• TASK GOAL
Copy out every one of the entries below word for word, changing nothing.

• RECORD LIST
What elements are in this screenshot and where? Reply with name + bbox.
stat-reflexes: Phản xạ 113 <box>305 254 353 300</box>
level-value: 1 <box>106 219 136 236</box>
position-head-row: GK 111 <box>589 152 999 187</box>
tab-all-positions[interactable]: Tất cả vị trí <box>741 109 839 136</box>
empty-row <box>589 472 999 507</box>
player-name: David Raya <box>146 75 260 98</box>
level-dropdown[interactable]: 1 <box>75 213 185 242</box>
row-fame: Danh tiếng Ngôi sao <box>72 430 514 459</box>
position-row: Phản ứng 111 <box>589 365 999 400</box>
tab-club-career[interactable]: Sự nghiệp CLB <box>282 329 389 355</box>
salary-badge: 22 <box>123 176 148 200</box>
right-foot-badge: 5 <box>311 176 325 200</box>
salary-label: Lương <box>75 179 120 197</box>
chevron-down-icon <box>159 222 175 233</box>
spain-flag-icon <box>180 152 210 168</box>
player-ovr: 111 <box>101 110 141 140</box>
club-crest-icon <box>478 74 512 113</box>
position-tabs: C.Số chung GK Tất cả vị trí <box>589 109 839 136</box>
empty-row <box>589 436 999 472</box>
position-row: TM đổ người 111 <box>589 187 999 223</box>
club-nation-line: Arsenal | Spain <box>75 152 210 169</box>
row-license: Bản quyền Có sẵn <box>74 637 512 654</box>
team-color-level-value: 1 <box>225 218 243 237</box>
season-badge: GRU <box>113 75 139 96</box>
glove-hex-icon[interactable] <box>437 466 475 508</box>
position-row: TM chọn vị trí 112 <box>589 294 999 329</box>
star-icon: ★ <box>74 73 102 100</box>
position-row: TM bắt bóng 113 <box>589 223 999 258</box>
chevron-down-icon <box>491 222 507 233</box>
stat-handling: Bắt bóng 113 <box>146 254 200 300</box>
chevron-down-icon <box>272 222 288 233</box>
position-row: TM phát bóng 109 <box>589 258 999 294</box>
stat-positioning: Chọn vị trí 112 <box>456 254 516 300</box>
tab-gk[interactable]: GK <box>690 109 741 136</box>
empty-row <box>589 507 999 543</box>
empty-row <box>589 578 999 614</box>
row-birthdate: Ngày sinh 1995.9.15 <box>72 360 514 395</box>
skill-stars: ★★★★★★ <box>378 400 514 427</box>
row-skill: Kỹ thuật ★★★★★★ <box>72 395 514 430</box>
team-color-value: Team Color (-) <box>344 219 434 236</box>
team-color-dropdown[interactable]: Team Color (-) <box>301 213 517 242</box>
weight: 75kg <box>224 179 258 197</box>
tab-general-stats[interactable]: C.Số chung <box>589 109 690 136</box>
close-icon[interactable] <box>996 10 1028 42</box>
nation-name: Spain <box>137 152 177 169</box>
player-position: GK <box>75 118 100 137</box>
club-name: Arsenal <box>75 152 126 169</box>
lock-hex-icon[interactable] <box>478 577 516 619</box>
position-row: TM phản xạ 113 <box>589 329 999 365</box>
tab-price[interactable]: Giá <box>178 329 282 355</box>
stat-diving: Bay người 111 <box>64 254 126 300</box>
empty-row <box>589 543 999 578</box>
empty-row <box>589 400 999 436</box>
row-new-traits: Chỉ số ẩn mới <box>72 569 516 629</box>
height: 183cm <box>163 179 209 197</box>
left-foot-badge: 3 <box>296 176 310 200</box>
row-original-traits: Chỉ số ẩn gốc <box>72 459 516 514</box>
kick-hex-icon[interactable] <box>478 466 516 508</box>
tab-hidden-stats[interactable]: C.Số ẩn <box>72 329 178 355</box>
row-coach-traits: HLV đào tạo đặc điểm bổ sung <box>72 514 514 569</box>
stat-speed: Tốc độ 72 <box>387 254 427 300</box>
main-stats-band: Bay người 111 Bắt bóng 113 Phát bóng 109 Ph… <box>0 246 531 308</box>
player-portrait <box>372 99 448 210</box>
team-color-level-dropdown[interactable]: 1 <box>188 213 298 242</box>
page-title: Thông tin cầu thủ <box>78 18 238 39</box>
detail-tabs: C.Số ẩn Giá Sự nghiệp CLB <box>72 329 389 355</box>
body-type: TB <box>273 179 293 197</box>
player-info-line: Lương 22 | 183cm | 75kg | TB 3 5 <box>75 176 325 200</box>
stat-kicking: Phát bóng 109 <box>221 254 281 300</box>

• SOLUTION TO THE EXERCISE
What elements are in this screenshot and where? Reply with name + bbox.
stat-reflexes: Phản xạ 113 <box>305 254 353 300</box>
level-value: 1 <box>106 219 136 236</box>
position-head-row: GK 111 <box>589 152 999 187</box>
tab-all-positions[interactable]: Tất cả vị trí <box>741 109 839 136</box>
empty-row <box>589 472 999 507</box>
player-name: David Raya <box>146 75 260 98</box>
level-dropdown[interactable]: 1 <box>75 213 185 242</box>
row-fame: Danh tiếng Ngôi sao <box>72 430 514 459</box>
position-row: Phản ứng 111 <box>589 365 999 400</box>
tab-club-career[interactable]: Sự nghiệp CLB <box>282 329 389 355</box>
salary-badge: 22 <box>123 176 148 200</box>
right-foot-badge: 5 <box>311 176 325 200</box>
salary-label: Lương <box>75 179 120 197</box>
chevron-down-icon <box>159 222 175 233</box>
spain-flag-icon <box>180 152 210 168</box>
player-ovr: 111 <box>101 110 141 140</box>
club-crest-icon <box>478 74 512 113</box>
position-tabs: C.Số chung GK Tất cả vị trí <box>589 109 839 136</box>
empty-row <box>589 436 999 472</box>
position-row: TM đổ người 111 <box>589 187 999 223</box>
club-nation-line: Arsenal | Spain <box>75 152 210 169</box>
row-license: Bản quyền Có sẵn <box>74 637 512 654</box>
team-color-level-value: 1 <box>225 218 243 237</box>
season-badge: GRU <box>113 75 139 96</box>
glove-hex-icon[interactable] <box>437 466 475 508</box>
position-row: TM chọn vị trí 112 <box>589 294 999 329</box>
star-icon: ★ <box>74 73 102 100</box>
position-row: TM bắt bóng 113 <box>589 223 999 258</box>
chevron-down-icon <box>491 222 507 233</box>
stat-handling: Bắt bóng 113 <box>146 254 200 300</box>
chevron-down-icon <box>272 222 288 233</box>
position-row: TM phát bóng 109 <box>589 258 999 294</box>
stat-positioning: Chọn vị trí 112 <box>456 254 516 300</box>
tab-gk[interactable]: GK <box>690 109 741 136</box>
empty-row <box>589 507 999 543</box>
empty-row <box>589 578 999 614</box>
row-birthdate: Ngày sinh 1995.9.15 <box>72 360 514 395</box>
skill-stars: ★★★★★★ <box>378 400 514 427</box>
row-skill: Kỹ thuật ★★★★★★ <box>72 395 514 430</box>
team-color-value: Team Color (-) <box>344 219 434 236</box>
team-color-dropdown[interactable]: Team Color (-) <box>301 213 517 242</box>
weight: 75kg <box>224 179 258 197</box>
tab-general-stats[interactable]: C.Số chung <box>589 109 690 136</box>
close-icon[interactable] <box>996 10 1028 42</box>
nation-name: Spain <box>137 152 177 169</box>
player-position: GK <box>75 118 100 137</box>
club-name: Arsenal <box>75 152 126 169</box>
lock-hex-icon[interactable] <box>478 577 516 619</box>
position-row: TM phản xạ 113 <box>589 329 999 365</box>
tab-price[interactable]: Giá <box>178 329 282 355</box>
stat-diving: Bay người 111 <box>64 254 126 300</box>
empty-row <box>589 543 999 578</box>
empty-row <box>589 400 999 436</box>
row-new-traits: Chỉ số ẩn mới <box>72 569 516 629</box>
height: 183cm <box>163 179 209 197</box>
left-foot-badge: 3 <box>296 176 310 200</box>
row-original-traits: Chỉ số ẩn gốc <box>72 459 516 514</box>
kick-hex-icon[interactable] <box>478 466 516 508</box>
tab-hidden-stats[interactable]: C.Số ẩn <box>72 329 178 355</box>
row-coach-traits: HLV đào tạo đặc điểm bổ sung <box>72 514 514 569</box>
stat-speed: Tốc độ 72 <box>387 254 427 300</box>
main-stats-band: Bay người 111 Bắt bóng 113 Phát bóng 109 Ph… <box>0 246 531 308</box>
player-portrait <box>372 99 448 210</box>
team-color-level-dropdown[interactable]: 1 <box>188 213 298 242</box>
page-title: Thông tin cầu thủ <box>78 18 238 39</box>
detail-tabs: C.Số ẩn Giá Sự nghiệp CLB <box>72 329 389 355</box>
body-type: TB <box>273 179 293 197</box>
player-info-line: Lương 22 | 183cm | 75kg | TB 3 5 <box>75 176 325 200</box>
stat-kicking: Phát bóng 109 <box>221 254 281 300</box>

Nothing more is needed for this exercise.